**À FAIRE**
Poursuivez le passage ci-dessous sur la tribune et l'orgue de l'église Notre-Dame de Bressuire en reprenant juste après sa dernière phrase.

**PASSAGE FOURNI**
----
Le 4 Mars 1792 un procès – verbal d’adjudication confie au Sieur R.Germain, charpentier, la construction d’une tribune en l’église Notre-Dame moyennant la somme de 520 Livres. En conséquence et suivant billet souscrit le 15 Mai 1792, le Sieur Deschamps , trésorier de la fabrique, s’engage à payer au dit Sieur Germain la dite somme de 520 Livres à savoir 280 Livres en écus de 3 et6 sols ou autres espèces d’or ou d’argent, le surplus en assignats, selon que la chose est quittancée ce même jour.
Avant les 5 et6 Novembre, l’orgue avait été reçu et visité par le sieur Hurjon, organiste à Thouars, puisque le 5 Novembre, un nommé Gerbier reconnait avoir reçu, toujours du Sieur Deschamps, la somme de 3Livres 12 sols à lui due, pour avoir été chercher (avec un cheval de louage)l’organiste à Thouars, afin de faire la visite du jeu d’orgue de la paroisse de Notre-Dame de cette ville.
Le lendemain, 6 Novembre 1792, (An Ier de la République), le dit sieur Hurjon organiste deThouars reconnait avoir reçu la somme de 48 Livres pour honoraires de la visite et réception de l’ orgue de la dite poroisse Notre-Dame de Bressuire.
----
**DONNÉES DISPONIBLES**
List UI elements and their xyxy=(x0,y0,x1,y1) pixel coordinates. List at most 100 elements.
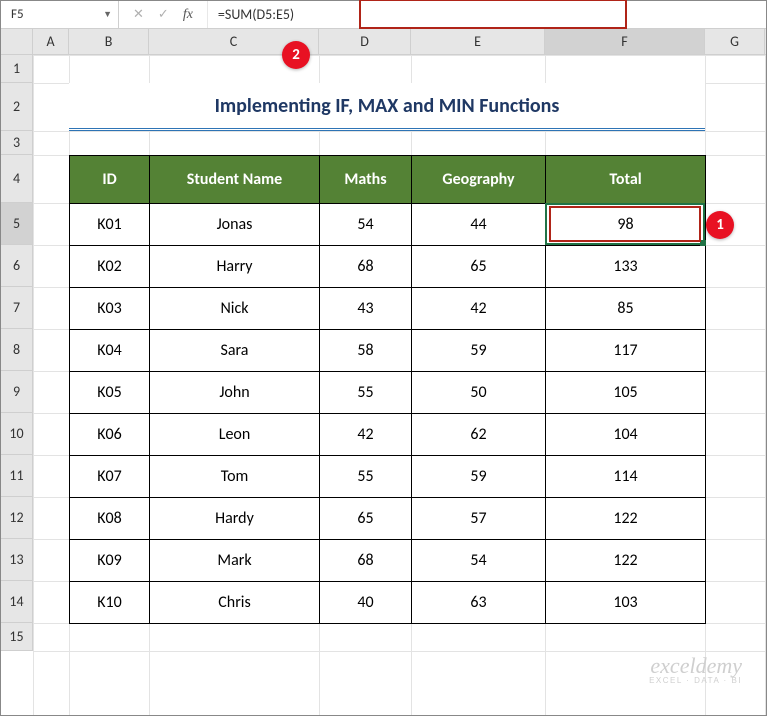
----
**RÉSULTAT OBTENU**
DIFFICULTES
L’établissement des orgues de l’église Notre-Dame n’a pas été, sans que soient dressés à l’encontre des obstacles imaginés par le corps de ville, au nom d’une certaine bienfaisance, sans souci de l’intention du donateur; qu’on en juge d’après cette pièce n°15 qui reçut la réponse ci-après :
« Au nom de l’assemblée des citoyens de la ville de Bressuire nous, président d’icelle soussigné, prions Mr Deschamps, Président du Tribunal, conformément à l’arrété de la commune de ce jour de déclarer s’il est dans l’intention de remettre la somme destinée pour l’acquisition des orgues dans les mêmes espèces qu’il les a reçues, pour cette somme être destinée à échanger les assignats à cinq livres aux plus malheureux des citoyens et députe à cet effet , assemblée tenante, Mrs Gougeard et Lamoureux auprès du dit sieur Deschamps. » Assemblée à Bressuire le 29 Mars 1792.
Chose curieuse, cette pièce est signée Delouche et Branger.
Et voici, portant refus courtois la « réponse au billet de l’autre part », c’est-à-dire rédigée au verso:
« Messieurs,
« Mr Brossier peut vous dire que lorsque je lui ai remis la somme de 480 Livres pour payer les orgues, je lui dis que je ne voulais point profiter de cet échange, et puis donc vous assurer, Messieurs, qu’en applaudissant aux vœux bienfaisants de l’assemblée pour la classe la plus indigente de cette ville, je me conforme à son arrété. »
Signature de Deschamps
Le projet de l’établissement des orgues entra ainsi dans la voie des réalisations par l’intermédiaire du Sieur NYSSEN, facteur d’orgue, qui reconnait le 5 Novembre 1792 avoir reçu à cet effet la somme de 1800 livres en Assignats. On a vu, chemin faisant que l’Orgue fut reçu et visité par le Sieur Hurjon, organiste à Thouars.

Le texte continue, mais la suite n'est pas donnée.